Venda deve cair de 1,7 milhão de carros para 1,5 milhão; fábricas esgotam medidas como férias coletivas e jornada menor

Montadoras estão à beira de onda de cortes

Marcio Fernandes/Folha Imagem
Vista aérea do pátio de estoque da fábrica da Volkswagen em São Bernardo do Campo (SP)


LÁSZLÓ VARGA
CLAUDIA ROLLI
DA REPORTAGEM LOCAL

As montadoras chegaram no limite. A queda de até 20% nas vendas nos meses de 2002, em comparação a 2001, agravada em maio e junho pela instabilidade econômica e as incertezas do consumidor, está levando empresas como Volkswagen, General Motors (GM) e Ford a paralisarem a produção com férias coletivas ou medidas semelhantes. São os primeiros passos para as demissões em massa, segundo avaliações de especialistas para a Folha.
"As montadoras não fizeram os ajustes que precisavam realizar em 2001, com a esperança de que 2002 seria melhor. Mas as nuvens escuras sobre a economia estão aí, e a tendência é que a situação piore até dezembro", afirma Glauco Arbix, especialista em indústria automobilística da USP (Universidade de São Paulo).
Arbix lembra que o país tem um excesso de montadoras (17 marcas) e de capacidade de produção, que chega a 3,2 milhões de veículos por ano. "Acontece que as empresas têm produzido a metade disso. As férias coletivas já estão ocorrendo, e não descarto demissões nos próximos meses", afirma o especialista.

• Informações extraídas
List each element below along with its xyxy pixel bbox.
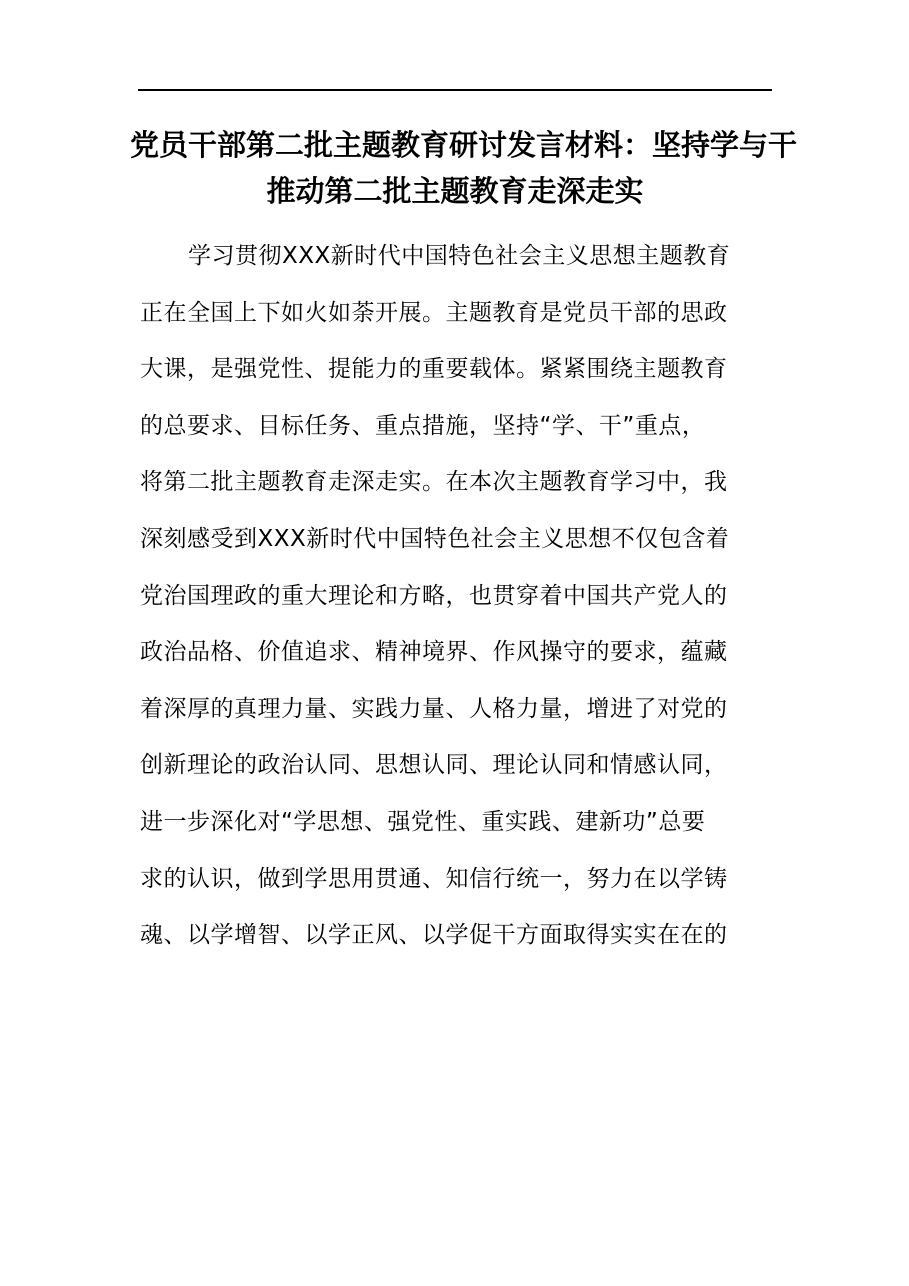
title-line-2: 推动第二批主题教育走深走实 — [266, 174, 644, 208]
body-line: 进一步深化对“学思想、强党性、重实践、建新功”总要 — [140, 808, 706, 835]
body-line: 学习贯彻XXX新时代中国特色社会主义思想主题教育 — [188, 243, 731, 269]
body-line: 着深厚的真理力量、实践力量、人格力量，增进了对党的 — [140, 695, 728, 722]
body-line: 大课，是强党性、提能力的重要载体。紧紧围绕主题教育 — [140, 356, 728, 383]
body-line: 党治国理政的重大理论和方略，也贯穿着中国共产党人的 — [140, 582, 728, 609]
title-line-1: 党员干部第二批主题教育研讨发言材料：坚持学与干 — [130, 128, 798, 162]
body-line: 将第二批主题教育走深走实。在本次主题教育学习中，我 — [140, 469, 728, 496]
header-rule — [138, 89, 772, 91]
body-line: 魂、以学增智、以学正风、以学促干方面取得实实在在的 — [140, 922, 728, 949]
body-line: 深刻感受到XXX新时代中国特色社会主义思想不仅包含着 — [140, 525, 730, 552]
body-line: 求的认识，做到学思用贯通、知信行统一，努力在以学铸 — [140, 865, 728, 892]
body-paragraph — [140, 228, 780, 964]
body-line: 政治品格、价值追求、精神境界、作风操守的要求，蕴藏 — [140, 639, 728, 666]
body-line: 创新理论的政治认同、思想认同、理论认同和情感认同， — [140, 752, 728, 779]
body-line: 正在全国上下如火如荼开展。主题教育是党员干部的思政 — [140, 299, 728, 326]
body-line: 的总要求、目标任务、重点措施，坚持“学、干”重点， — [140, 412, 706, 439]
document-title — [130, 122, 798, 214]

• Tarefa proposta
Transcreva na íntegra a reportagem sobre a crise nas montadoras, sem nenhuma alteração.

• Resposta completa
Venda deve cair de 1,7 milhão de carros para 1,5 milhão; fábricas esgotam medidas como férias coletivas e jornada menor

Montadoras estão à beira de onda de cortes

Marcio Fernandes/Folha Imagem
Vista aérea do pátio de estoque da fábrica da Volkswagen em São Bernardo do Campo (SP)


LÁSZLÓ VARGA
CLAUDIA ROLLI
DA REPORTAGEM LOCAL

As montadoras chegaram no limite. A queda de até 20% nas vendas nos meses de 2002, em comparação a 2001, agravada em maio e junho pela instabilidade econômica e as incertezas do consumidor, está levando empresas como Volkswagen, General Motors (GM) e Ford a paralisarem a produção com férias coletivas ou medidas semelhantes. São os primeiros passos para as demissões em massa, segundo avaliações de especialistas para a Folha.
"As montadoras não fizeram os ajustes que precisavam realizar em 2001, com a esperança de que 2002 seria melhor. Mas as nuvens escuras sobre a economia estão aí, e a tendência é que a situação piore até dezembro", afirma Glauco Arbix, especialista em indústria automobilística da USP (Universidade de São Paulo).
Arbix lembra que o país tem um excesso de montadoras (17 marcas) e de capacidade de produção, que chega a 3,2 milhões de veículos por ano. "Acontece que as empresas têm produzido a metade disso. As férias coletivas já estão ocorrendo, e não descarto demissões nos próximos meses", afirma o especialista.